[BEGIN Dataset records]

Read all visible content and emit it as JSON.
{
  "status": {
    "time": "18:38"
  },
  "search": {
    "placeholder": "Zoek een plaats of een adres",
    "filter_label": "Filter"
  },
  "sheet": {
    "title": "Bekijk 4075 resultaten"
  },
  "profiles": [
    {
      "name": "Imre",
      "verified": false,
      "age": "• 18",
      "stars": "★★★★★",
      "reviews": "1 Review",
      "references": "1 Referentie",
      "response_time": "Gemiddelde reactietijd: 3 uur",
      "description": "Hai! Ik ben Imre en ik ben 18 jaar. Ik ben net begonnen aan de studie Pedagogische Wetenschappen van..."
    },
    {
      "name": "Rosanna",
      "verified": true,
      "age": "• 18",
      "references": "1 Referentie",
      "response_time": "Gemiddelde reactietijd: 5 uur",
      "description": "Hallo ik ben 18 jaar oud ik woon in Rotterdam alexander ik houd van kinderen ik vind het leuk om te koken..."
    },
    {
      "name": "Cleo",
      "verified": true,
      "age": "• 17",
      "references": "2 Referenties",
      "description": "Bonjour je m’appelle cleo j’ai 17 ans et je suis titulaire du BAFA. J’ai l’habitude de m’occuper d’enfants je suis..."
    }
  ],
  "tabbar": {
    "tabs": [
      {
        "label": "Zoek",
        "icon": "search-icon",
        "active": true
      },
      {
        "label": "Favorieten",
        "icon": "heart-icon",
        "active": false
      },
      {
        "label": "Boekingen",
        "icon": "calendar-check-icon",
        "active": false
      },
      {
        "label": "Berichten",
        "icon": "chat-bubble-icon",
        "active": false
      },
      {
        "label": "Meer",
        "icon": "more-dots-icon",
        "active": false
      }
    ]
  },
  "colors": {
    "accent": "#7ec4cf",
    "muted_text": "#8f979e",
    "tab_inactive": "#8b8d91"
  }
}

[END Dataset records]

- **What needs to be done**:
Each line of the listing should be echoed back exactly.

- **Exercise output**:
Read all visible content and emit it as JSON.
{
  "status": {
    "time": "18:38"
  },
  "search": {
    "placeholder": "Zoek een plaats of een adres",
    "filter_label": "Filter"
  },
  "sheet": {
    "title": "Bekijk 4075 resultaten"
  },
  "profiles": [
    {
      "name": "Imre",
      "verified": false,
      "age": "• 18",
      "stars": "★★★★★",
      "reviews": "1 Review",
      "references": "1 Referentie",
      "response_time": "Gemiddelde reactietijd: 3 uur",
      "description": "Hai! Ik ben Imre en ik ben 18 jaar. Ik ben net begonnen aan de studie Pedagogische Wetenschappen van..."
    },
    {
      "name": "Rosanna",
      "verified": true,
      "age": "• 18",
      "references": "1 Referentie",
      "response_time": "Gemiddelde reactietijd: 5 uur",
      "description": "Hallo ik ben 18 jaar oud ik woon in Rotterdam alexander ik houd van kinderen ik vind het leuk om te koken..."
    },
    {
      "name": "Cleo",
      "verified": true,
      "age": "• 17",
      "references": "2 Referenties",
      "description": "Bonjour je m’appelle cleo j’ai 17 ans et je suis titulaire du BAFA. J’ai l’habitude de m’occuper d’enfants je suis..."
    }
  ],
  "tabbar": {
    "tabs": [
      {
        "label": "Zoek",
        "icon": "search-icon",
        "active": true
      },
      {
        "label": "Favorieten",
        "icon": "heart-icon",
        "active": false
      },
      {
        "label": "Boekingen",
        "icon": "calendar-check-icon",
        "active": false
      },
      {
        "label": "Berichten",
        "icon": "chat-bubble-icon",
        "active": false
      },
      {
        "label": "Meer",
        "icon": "more-dots-icon",
        "active": false
      }
    ]
  },
  "colors": {
    "accent": "#7ec4cf",
    "muted_text": "#8f979e",
    "tab_inactive": "#8b8d91"
  }
}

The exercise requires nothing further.